Work to do
[1] In the passage on discrimination and the First Amendment, what does freedom of association allow?
[2] Continue the passage on discrimination and the First Amendment from its final sentence.

----- Document passage

It’s called the separation of church and state, and it’s a fairly fundamental plank of the American constitutional dispensation. You really want to dump it?
The law cannot compel you to pray over the conjugal union of a same-sex couple unless the law can compel you to pray. You may want that; I don’t.
I’ve long expressed my opinion that one of the main reasons religion remains so popular in the US is that it remains the sole area in which one is permitted to discriminate. Go God!
Religion isn’t the sole area in which you can discriminate. For one, sexual orientation, gender identity, and various other aspects of a person are not Federal protected classes for most purposes (not on par with race, gender, age, disability or veteran status–which are Federally protected classes.) Supreme Court rulings have extended some protections to these people (like in Obergefell v Ohio), but broadly speaking you can still discriminate against them as a matter of Federal law.
I can refuse to rent a residence to a gay person, solely because he is gay, as long as my State or locality doesn’t prohibit it. Many States and localities have prohibitions against this, but many (particularly in red states) do not.
Further, freedom of association allows broadly for the formation of private clubs and groups which can be as exclusionary as they want, as long as that club doesn’t develop into a de facto public accommodation.
I can also, under the freedom of the press, establish a newspaper that only reports on stories involving white people, no matter what. The courts and the government cannot tell me I cannot discriminate in story selection because it infringes on the freedom of the press.
The first amendment rights often must be weighed against one another and against societal interests. When it comes to religion, the rights-weighing we’ve chosen is that on matters of faith the State will take no position–because the State cannot adjudicate religious belief. For that reason liturgies, rituals and et cetera of a religion are generally outside of government scrutiny.

----------
----- Recorded data

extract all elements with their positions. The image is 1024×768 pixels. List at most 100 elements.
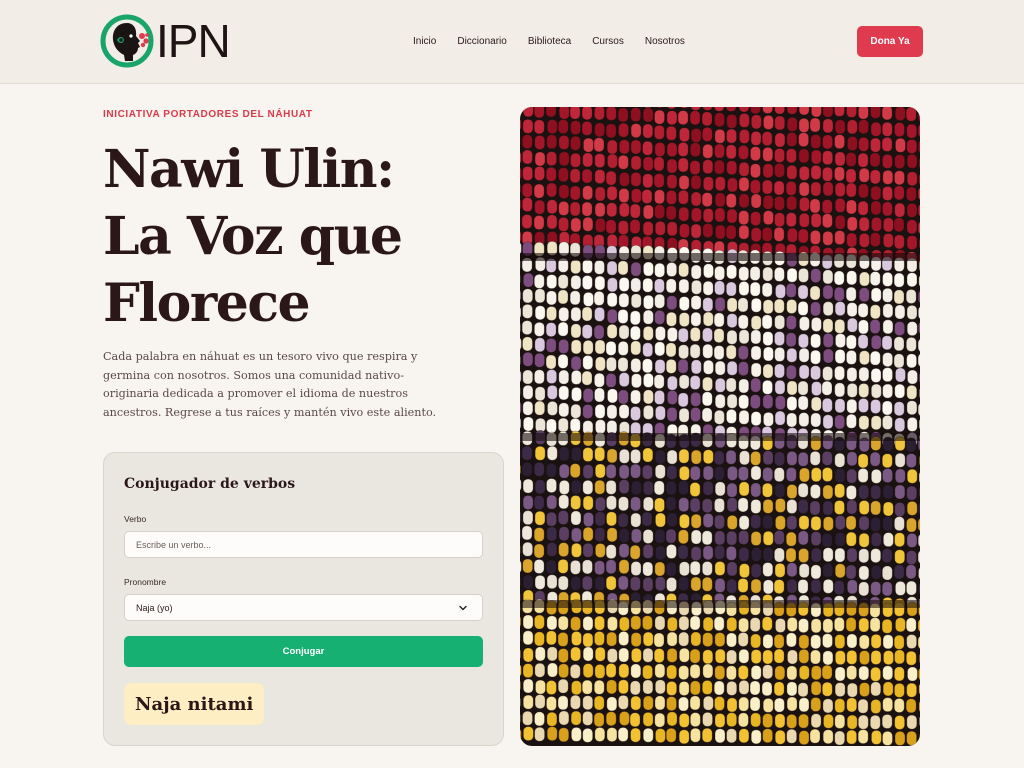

----------

Replies
[1] It allows the formation of private clubs and groups that can be as exclusionary as they want, as long as the club does not become a de facto public accommodation.

[2]
Why are enshrined beliefs special? The liberty a citizen may exercise is between him and the State, why is it relevant at all how many others have that belief? Does the 1st Amendment kick in when you get enough people to agree with you?
The default is that you (and me, and everyone else) are free to discriminate.
(And we do. For example, I will only date people of one particular gender, which is clearly discriminatory on the grounds of gender. I will not date people who are under a certain age, which is discriminatory on the grounds of age.)
Occasions where discrimination is legally forbidden are the exception, not the rule. We have laws which forbid discrimination on specified grounds (and not on any other grounds) and in specified circumstances (and not in any other circumstances). And even where we do that, these restrictions are peppered with exceptions so that, e.g., elementary school admission decisions can take your age into account, which would be unlawful if there were a general prohibition on discrimination on the grounds of age in public accommodations.
The constitutional free exercise guarantee makes it a slam-dunk that religious practice should not by constrained by anti-discrimination laws. There’s nothing fundamentally anomalous about this, such such non-constraint is the default legal position.
Actually it does. If my religion demands that I rob banks, think I won’t be arrested? If it requires me to spit in the face of non-believers, will I be given a pass? If I worship Priapus and in his holy name am duty bound to dispay my erect penis in shopping malls, won’t the state tell me in no uncertain terms that religion or no religion I’m breakng the law?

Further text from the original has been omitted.